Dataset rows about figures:
■ ■ ■ ■ ■ ■ ■

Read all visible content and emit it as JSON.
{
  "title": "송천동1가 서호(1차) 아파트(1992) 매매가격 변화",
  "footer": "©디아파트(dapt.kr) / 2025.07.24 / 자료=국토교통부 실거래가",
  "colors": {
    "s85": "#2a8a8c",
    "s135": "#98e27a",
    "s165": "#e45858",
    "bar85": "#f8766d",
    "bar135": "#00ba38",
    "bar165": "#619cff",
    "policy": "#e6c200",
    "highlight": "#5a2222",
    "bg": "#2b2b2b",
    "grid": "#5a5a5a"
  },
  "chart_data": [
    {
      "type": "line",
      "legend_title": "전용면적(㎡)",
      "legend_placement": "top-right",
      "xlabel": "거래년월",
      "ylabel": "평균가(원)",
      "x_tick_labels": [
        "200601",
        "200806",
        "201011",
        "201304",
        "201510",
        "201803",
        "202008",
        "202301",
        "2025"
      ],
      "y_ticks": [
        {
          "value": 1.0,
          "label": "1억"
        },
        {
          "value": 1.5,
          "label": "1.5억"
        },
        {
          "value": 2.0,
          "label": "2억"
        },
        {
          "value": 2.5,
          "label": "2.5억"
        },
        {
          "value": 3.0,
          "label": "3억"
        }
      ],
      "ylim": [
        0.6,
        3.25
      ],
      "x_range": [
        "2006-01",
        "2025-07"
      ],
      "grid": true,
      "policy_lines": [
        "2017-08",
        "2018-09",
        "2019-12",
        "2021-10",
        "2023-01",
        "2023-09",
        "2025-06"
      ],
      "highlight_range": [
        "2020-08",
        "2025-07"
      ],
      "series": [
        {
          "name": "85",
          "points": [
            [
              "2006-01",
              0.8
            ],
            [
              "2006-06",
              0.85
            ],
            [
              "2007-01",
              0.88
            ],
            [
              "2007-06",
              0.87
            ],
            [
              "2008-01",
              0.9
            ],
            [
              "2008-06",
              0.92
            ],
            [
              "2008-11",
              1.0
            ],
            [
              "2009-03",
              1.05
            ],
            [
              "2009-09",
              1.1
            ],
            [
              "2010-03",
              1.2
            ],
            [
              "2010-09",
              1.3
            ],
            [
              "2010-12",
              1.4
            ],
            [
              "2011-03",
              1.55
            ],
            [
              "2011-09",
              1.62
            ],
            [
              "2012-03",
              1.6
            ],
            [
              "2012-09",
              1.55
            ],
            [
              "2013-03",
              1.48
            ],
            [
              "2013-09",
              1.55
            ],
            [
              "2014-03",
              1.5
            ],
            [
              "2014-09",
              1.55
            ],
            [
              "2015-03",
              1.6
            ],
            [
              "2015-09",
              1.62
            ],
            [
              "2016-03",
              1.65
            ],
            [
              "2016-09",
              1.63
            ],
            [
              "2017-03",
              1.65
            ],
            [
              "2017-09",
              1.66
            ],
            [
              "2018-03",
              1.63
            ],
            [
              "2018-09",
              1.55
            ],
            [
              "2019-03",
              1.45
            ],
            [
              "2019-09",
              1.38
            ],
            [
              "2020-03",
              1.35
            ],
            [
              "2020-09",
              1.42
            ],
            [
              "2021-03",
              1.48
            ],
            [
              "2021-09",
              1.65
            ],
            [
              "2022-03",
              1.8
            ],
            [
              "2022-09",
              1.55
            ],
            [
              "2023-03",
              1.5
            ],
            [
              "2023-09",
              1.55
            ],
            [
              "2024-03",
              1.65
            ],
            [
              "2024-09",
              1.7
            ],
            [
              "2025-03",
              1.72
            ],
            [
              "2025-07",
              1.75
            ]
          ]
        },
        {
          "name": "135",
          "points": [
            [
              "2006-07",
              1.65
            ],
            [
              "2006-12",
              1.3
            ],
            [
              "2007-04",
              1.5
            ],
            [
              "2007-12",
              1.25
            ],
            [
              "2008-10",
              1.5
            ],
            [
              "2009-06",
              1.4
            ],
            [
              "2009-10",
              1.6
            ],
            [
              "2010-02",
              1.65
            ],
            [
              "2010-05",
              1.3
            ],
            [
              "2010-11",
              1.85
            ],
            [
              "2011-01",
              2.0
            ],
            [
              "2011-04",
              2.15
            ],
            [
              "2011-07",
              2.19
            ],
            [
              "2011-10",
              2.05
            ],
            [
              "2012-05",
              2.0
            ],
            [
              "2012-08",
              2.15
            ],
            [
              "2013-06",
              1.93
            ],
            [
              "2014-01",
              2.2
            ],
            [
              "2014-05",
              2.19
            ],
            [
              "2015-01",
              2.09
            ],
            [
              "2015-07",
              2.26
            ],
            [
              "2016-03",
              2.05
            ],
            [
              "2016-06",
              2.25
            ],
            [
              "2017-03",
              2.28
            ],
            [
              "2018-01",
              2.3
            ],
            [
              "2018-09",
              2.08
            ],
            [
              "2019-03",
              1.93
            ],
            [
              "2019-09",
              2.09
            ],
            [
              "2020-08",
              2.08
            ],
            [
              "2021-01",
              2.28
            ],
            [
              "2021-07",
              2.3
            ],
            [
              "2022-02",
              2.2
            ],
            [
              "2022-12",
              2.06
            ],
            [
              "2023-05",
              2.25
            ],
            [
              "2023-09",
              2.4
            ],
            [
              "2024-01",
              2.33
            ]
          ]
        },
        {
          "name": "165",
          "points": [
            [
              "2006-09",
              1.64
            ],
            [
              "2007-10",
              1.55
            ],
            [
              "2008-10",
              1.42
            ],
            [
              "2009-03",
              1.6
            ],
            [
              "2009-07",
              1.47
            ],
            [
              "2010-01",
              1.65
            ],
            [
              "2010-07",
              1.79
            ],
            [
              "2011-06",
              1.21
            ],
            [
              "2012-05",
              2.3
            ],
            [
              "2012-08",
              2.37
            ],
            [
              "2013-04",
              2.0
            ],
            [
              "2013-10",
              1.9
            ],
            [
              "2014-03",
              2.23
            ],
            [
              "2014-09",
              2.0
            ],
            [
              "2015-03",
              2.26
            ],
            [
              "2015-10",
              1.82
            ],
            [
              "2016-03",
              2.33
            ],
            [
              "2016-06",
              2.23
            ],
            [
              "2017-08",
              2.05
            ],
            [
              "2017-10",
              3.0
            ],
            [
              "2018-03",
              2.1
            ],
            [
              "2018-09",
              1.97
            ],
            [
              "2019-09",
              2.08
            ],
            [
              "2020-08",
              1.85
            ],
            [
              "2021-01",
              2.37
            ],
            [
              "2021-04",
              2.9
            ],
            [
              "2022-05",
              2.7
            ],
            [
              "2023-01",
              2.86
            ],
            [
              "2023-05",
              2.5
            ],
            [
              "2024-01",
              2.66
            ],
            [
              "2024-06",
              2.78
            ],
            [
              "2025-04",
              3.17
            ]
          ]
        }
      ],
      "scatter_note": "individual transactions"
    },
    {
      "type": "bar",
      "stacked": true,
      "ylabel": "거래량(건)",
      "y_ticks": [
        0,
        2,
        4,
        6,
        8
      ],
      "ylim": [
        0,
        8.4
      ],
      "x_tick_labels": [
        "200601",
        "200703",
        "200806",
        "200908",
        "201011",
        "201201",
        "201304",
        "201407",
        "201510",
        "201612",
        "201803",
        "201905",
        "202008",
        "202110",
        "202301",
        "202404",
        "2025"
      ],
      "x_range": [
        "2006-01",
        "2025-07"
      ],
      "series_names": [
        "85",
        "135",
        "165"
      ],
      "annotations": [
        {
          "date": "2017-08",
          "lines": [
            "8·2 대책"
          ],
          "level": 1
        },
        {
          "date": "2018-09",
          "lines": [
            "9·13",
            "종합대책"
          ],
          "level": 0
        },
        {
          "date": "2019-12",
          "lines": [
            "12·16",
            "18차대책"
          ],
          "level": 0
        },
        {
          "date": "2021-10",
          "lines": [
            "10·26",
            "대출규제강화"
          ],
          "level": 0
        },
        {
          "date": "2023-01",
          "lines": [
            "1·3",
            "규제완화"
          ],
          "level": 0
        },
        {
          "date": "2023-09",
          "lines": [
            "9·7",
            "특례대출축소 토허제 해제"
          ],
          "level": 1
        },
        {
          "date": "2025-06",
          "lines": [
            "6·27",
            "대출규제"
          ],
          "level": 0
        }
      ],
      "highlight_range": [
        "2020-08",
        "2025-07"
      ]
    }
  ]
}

■ ■ ■ ■ ■ ■ ■

- **Task**:
Search the lines above for the string "date", then show every one that has it.

- **Solution to this task**:
          "date": "2017-08",
          "date": "2018-09",
          "date": "2019-12",
          "date": "2021-10",
          "date": "2023-01",
          "date": "2023-09",
          "date": "2025-06",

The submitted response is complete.